_What is needed_
Pick every line from the data that holds the word "before".

_Data listing_

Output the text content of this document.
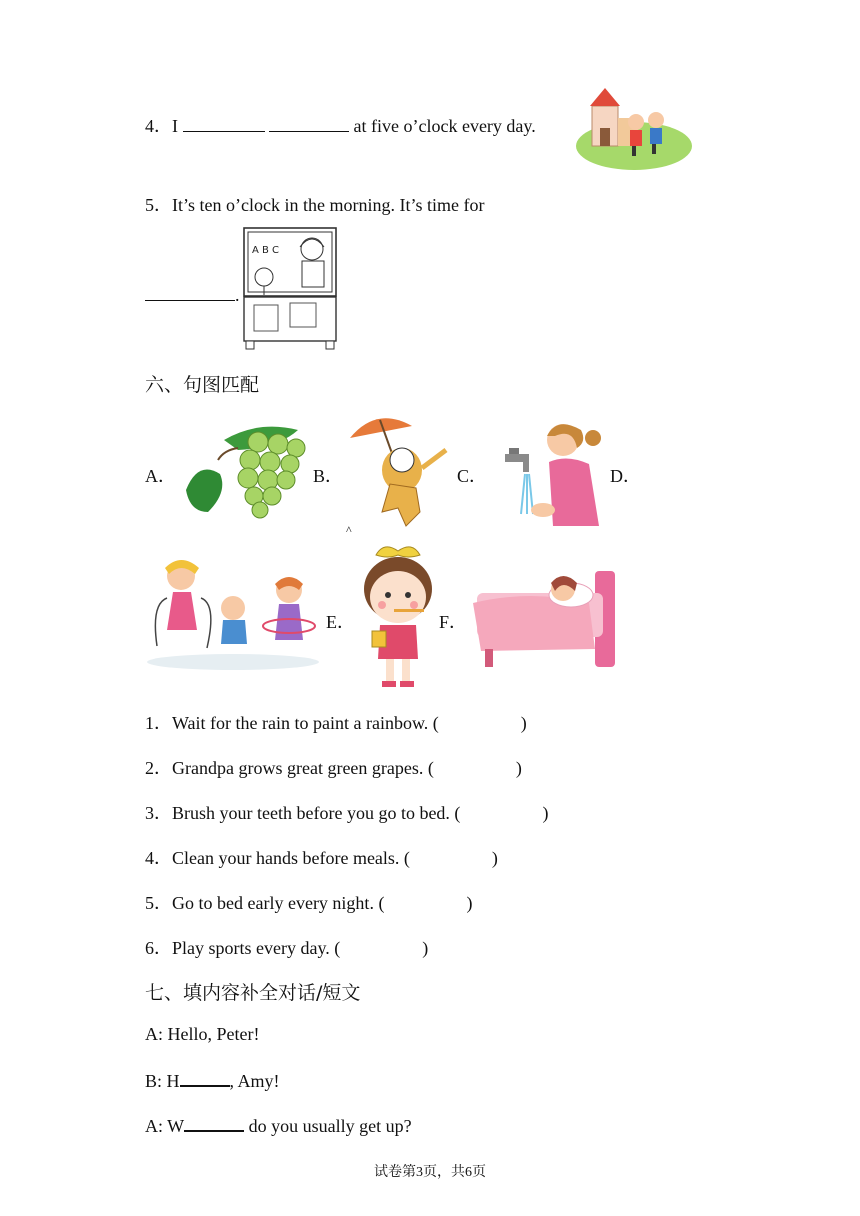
4．I	at five o’clock every day.
5．It’s ten o’clock in the morning. It’s time for
.
A B C
六、句图匹配
A．	B．	C．	D．
^
E．	F．
1．Wait for the rain to paint a rainbow. (	)
2．Grandpa grows great green grapes. (	)
3．Brush your teeth before you go to bed. (	)
4．Clean your hands before meals. (	)
5．Go to bed early every night. (	)
6．Play sports every day. (	)
七、填内容补全对话/短文
A: Hello, Peter!
B: H	, Amy!
A: W	do you usually get up?
试卷第3页，共6页
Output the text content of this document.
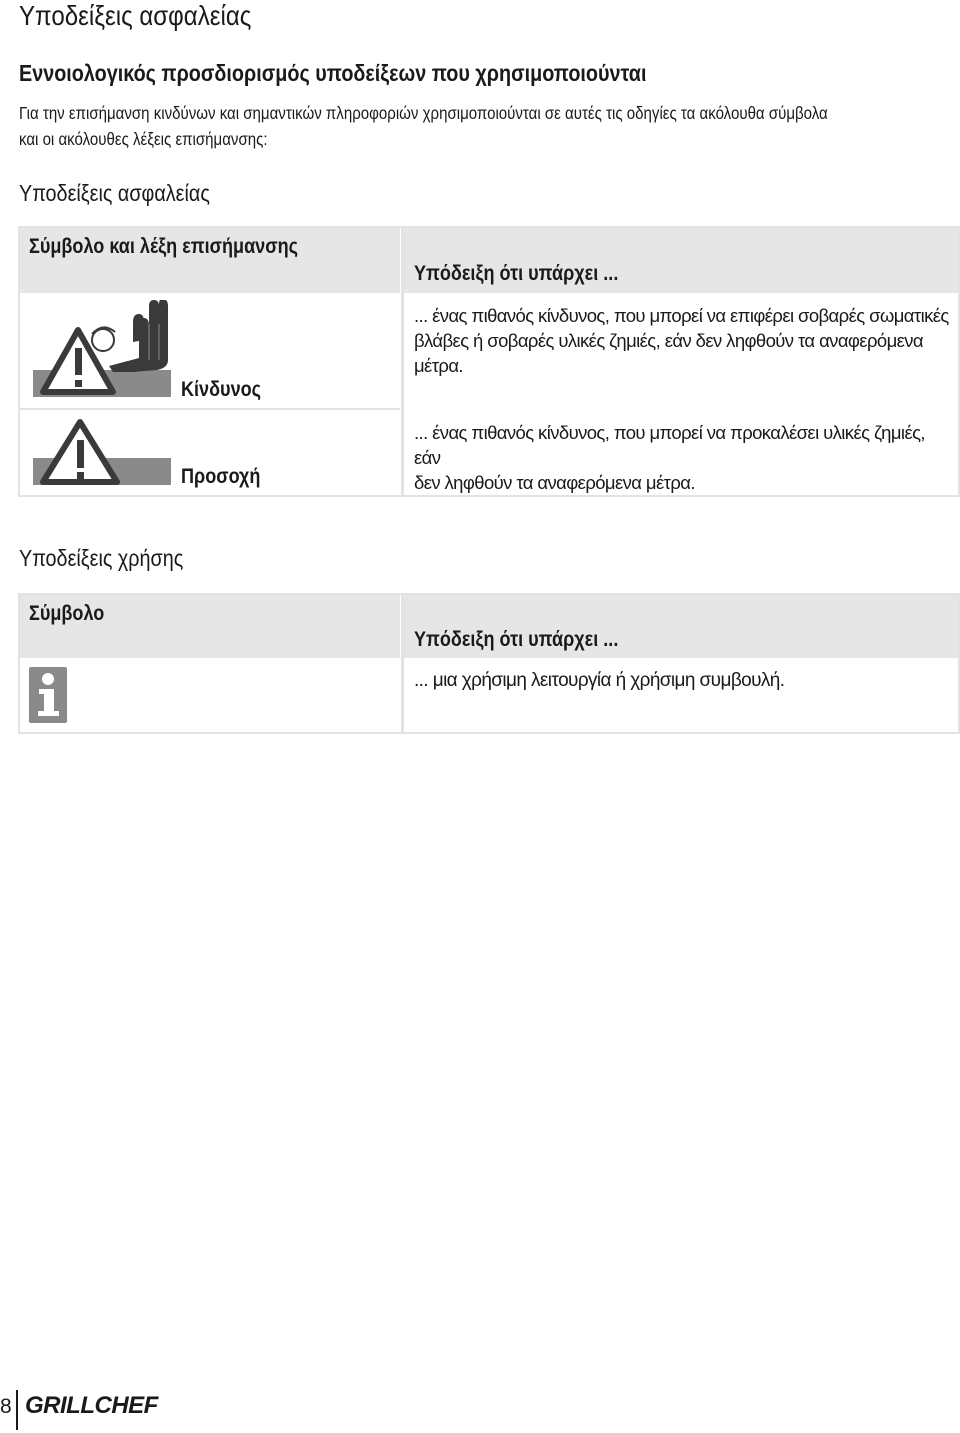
Υποδείξεις ασφαλείας
Εννοιολογικός προσδιορισμός υποδείξεων που χρησιμοποιούνται

Για την επισήμανση κινδύνων και σημαντικών πληροφοριών χρησιμοποιούνται σε αυτές τις οδηγίες τα ακόλουθα σύμβολα
και οι ακόλουθες λέξεις επισήμανσης:

Υποδείξεις ασφαλείας
Σύμβολο και λέξη επισήμανσης
Υπόδειξη ότι υπάρχει ...
Κίνδυνος
... ένας πιθανός κίνδυνος, που μπορεί να επιφέρει σοβαρές σωματικές
βλάβες ή σοβαρές υλικές ζημιές, εάν δεν ληφθούν τα αναφερόμενα
μέτρα.
Προσοχή
... ένας πιθανός κίνδυνος, που μπορεί να προκαλέσει υλικές ζημιές, εάν
δεν ληφθούν τα αναφερόμενα μέτρα.
Υποδείξεις χρήσης
Σύμβολο
Υπόδειξη ότι υπάρχει ...
... μια χρήσιμη λειτουργία ή χρήσιμη συμβουλή.
8 GRILLCHEF
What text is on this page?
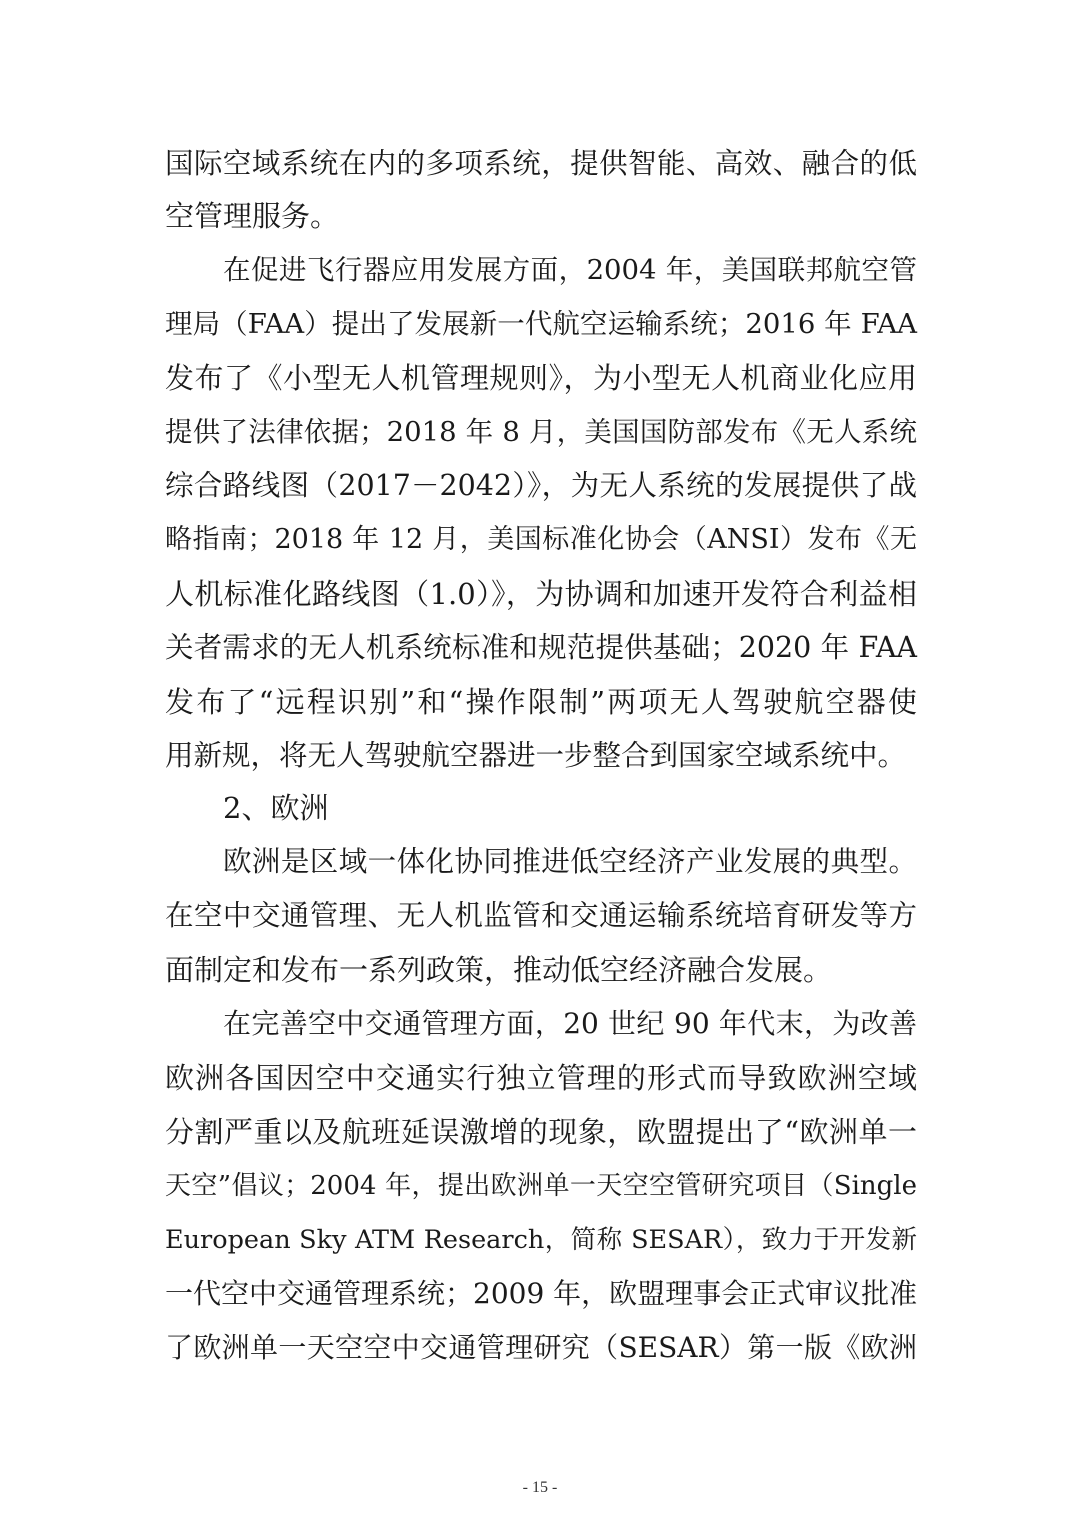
国际空域系统在内的多项系统，提供智能、高效、融合的低
空管理服务。
在促进飞行器应用发展方面，2004 年，美国联邦航空管
理局（FAA）提出了发展新一代航空运输系统；2016 年 FAA
发布了《小型无人机管理规则》，为小型无人机商业化应用
提供了法律依据；2018 年 8 月，美国国防部发布《无人系统
综合路线图（2017－2042）》，为无人系统的发展提供了战
略指南；2018 年 12 月，美国标准化协会（ANSI）发布《无
人机标准化路线图（1.0）》，为协调和加速开发符合利益相
关者需求的无人机系统标准和规范提供基础；2020 年 FAA
发布了“远程识别”和“操作限制”两项无人驾驶航空器使
用新规，将无人驾驶航空器进一步整合到国家空域系统中。
2、欧洲
欧洲是区域一体化协同推进低空经济产业发展的典型。
在空中交通管理、无人机监管和交通运输系统培育研发等方
面制定和发布一系列政策，推动低空经济融合发展。
在完善空中交通管理方面，20 世纪 90 年代末，为改善
欧洲各国因空中交通实行独立管理的形式而导致欧洲空域
分割严重以及航班延误激增的现象，欧盟提出了“欧洲单一
天空”倡议；2004 年，提出欧洲单一天空空管研究项目（Single
European Sky ATM Research，简称 SESAR），致力于开发新
一代空中交通管理系统；2009 年，欧盟理事会正式审议批准
了欧洲单一天空空中交通管理研究（SESAR）第一版《欧洲
- 15 -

_Response to this exercise_
3．Brush your teeth before you go to bed. (	)
4．Clean your hands before meals. (	)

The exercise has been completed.